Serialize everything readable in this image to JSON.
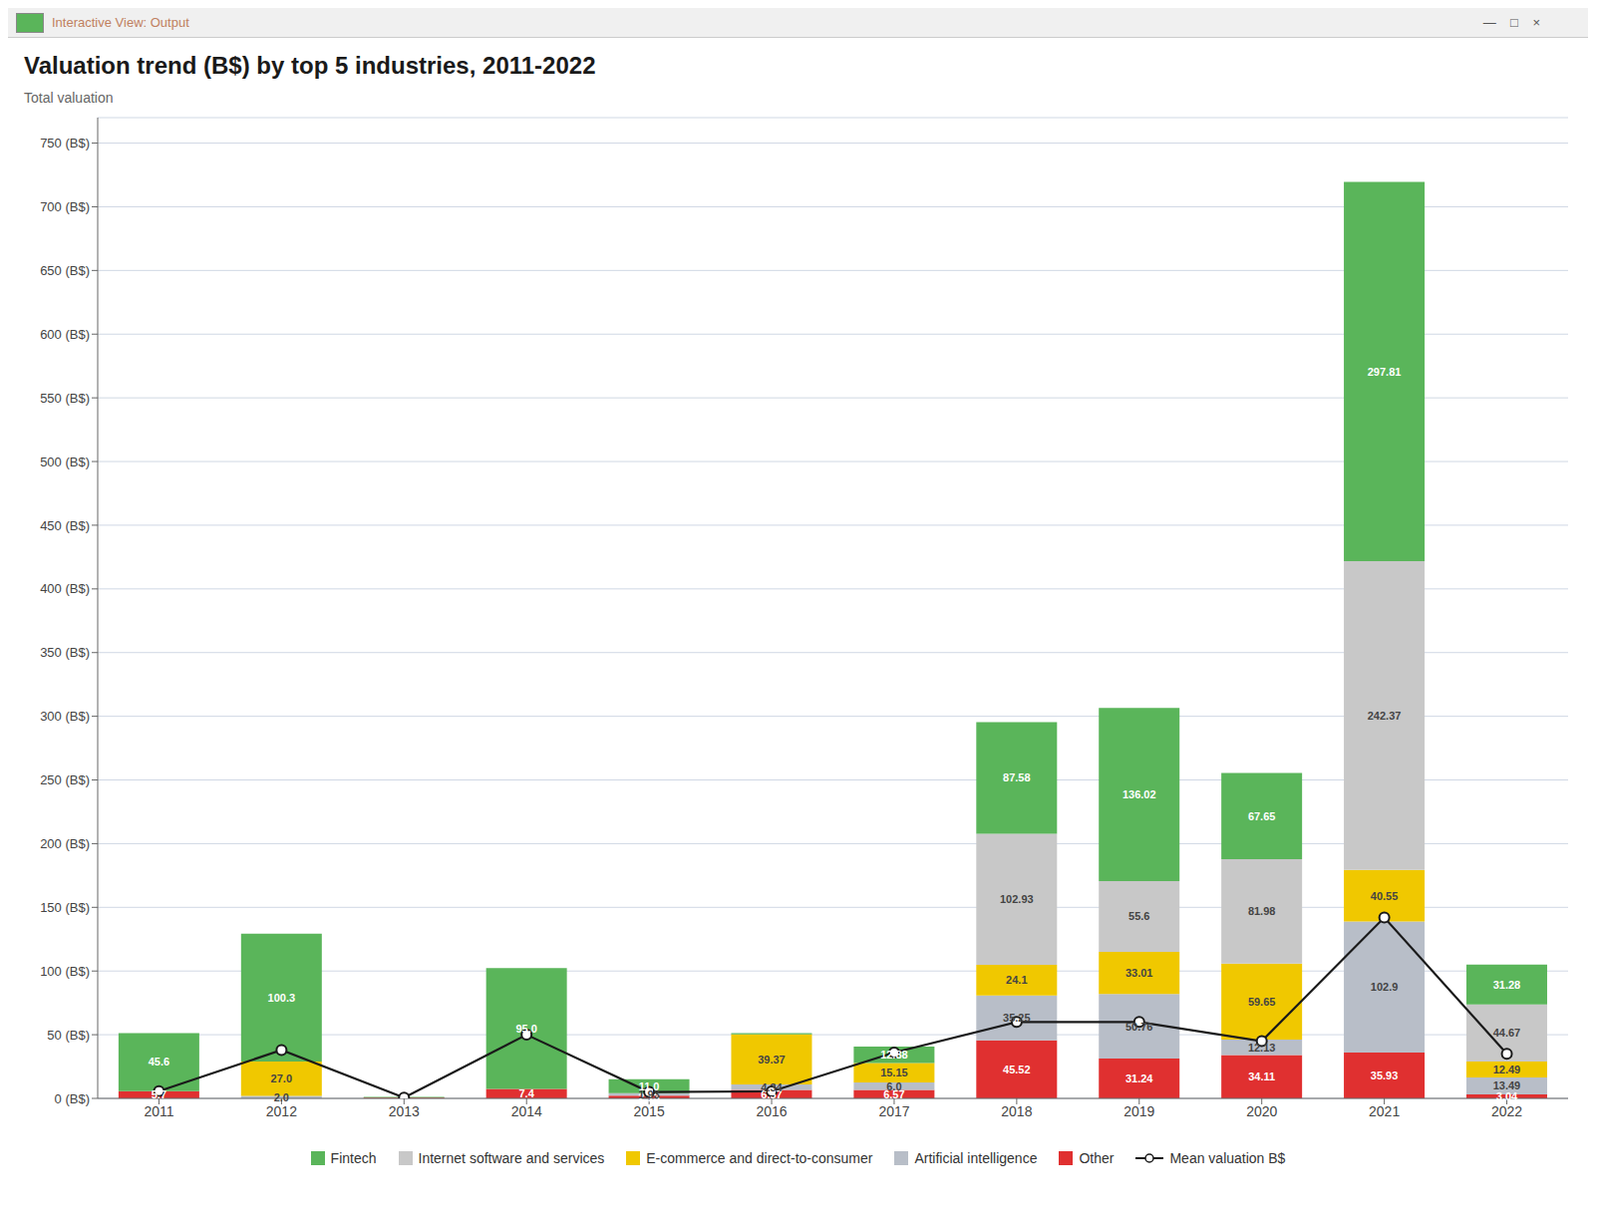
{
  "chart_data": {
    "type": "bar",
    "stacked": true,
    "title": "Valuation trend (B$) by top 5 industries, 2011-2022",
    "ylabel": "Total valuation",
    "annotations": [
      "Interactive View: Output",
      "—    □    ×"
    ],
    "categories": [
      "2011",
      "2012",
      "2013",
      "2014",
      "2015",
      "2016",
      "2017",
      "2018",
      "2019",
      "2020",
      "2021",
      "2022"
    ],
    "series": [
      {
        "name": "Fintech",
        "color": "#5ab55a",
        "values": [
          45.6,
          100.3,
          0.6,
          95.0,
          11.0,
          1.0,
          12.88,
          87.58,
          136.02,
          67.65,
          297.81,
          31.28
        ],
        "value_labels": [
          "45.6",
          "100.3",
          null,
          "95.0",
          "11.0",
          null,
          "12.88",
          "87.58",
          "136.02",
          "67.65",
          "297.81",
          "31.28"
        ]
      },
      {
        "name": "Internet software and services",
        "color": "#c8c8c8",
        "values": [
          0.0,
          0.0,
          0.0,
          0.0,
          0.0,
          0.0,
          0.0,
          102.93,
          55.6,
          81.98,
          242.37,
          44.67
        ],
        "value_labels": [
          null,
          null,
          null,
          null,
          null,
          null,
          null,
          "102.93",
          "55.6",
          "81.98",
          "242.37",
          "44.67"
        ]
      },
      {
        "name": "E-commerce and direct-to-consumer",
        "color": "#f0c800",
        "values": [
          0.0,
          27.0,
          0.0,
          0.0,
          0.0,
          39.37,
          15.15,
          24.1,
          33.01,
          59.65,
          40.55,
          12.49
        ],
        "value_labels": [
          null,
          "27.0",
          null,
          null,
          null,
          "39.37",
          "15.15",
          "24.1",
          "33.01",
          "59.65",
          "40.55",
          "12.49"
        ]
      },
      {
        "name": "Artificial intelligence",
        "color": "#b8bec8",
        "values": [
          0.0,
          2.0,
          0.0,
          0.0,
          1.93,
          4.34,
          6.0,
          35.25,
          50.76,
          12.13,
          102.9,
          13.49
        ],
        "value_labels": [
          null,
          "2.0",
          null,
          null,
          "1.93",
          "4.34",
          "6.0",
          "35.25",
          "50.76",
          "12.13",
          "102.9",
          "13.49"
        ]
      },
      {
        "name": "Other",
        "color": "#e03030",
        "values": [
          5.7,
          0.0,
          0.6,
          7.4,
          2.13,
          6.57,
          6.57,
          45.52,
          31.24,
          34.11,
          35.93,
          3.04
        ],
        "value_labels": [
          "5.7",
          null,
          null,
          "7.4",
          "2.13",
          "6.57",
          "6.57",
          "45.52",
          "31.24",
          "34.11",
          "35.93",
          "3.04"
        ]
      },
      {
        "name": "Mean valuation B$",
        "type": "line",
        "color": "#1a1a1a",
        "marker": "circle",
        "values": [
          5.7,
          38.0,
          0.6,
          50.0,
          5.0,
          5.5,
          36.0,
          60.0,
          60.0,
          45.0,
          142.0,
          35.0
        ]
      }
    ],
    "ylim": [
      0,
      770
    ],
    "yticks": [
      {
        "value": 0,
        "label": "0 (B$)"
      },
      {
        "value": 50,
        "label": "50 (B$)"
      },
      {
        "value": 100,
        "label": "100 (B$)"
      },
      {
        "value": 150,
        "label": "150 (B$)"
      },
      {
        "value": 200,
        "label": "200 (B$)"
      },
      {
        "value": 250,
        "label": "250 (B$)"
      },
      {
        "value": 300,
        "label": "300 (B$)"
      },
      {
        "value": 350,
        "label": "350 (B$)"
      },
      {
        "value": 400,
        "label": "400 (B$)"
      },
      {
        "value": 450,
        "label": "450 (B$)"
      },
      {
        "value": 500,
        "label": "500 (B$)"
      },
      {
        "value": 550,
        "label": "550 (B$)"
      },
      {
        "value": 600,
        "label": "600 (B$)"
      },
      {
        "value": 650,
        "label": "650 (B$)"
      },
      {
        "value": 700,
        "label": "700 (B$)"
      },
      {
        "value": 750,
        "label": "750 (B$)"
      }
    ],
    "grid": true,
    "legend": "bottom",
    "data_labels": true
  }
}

__________________________________________________

EXERCISE INSTRUCTIONS -
Within the listing above, work out how many lines contain the string "color", and reply with that number only.

CORRECT RESULT -
6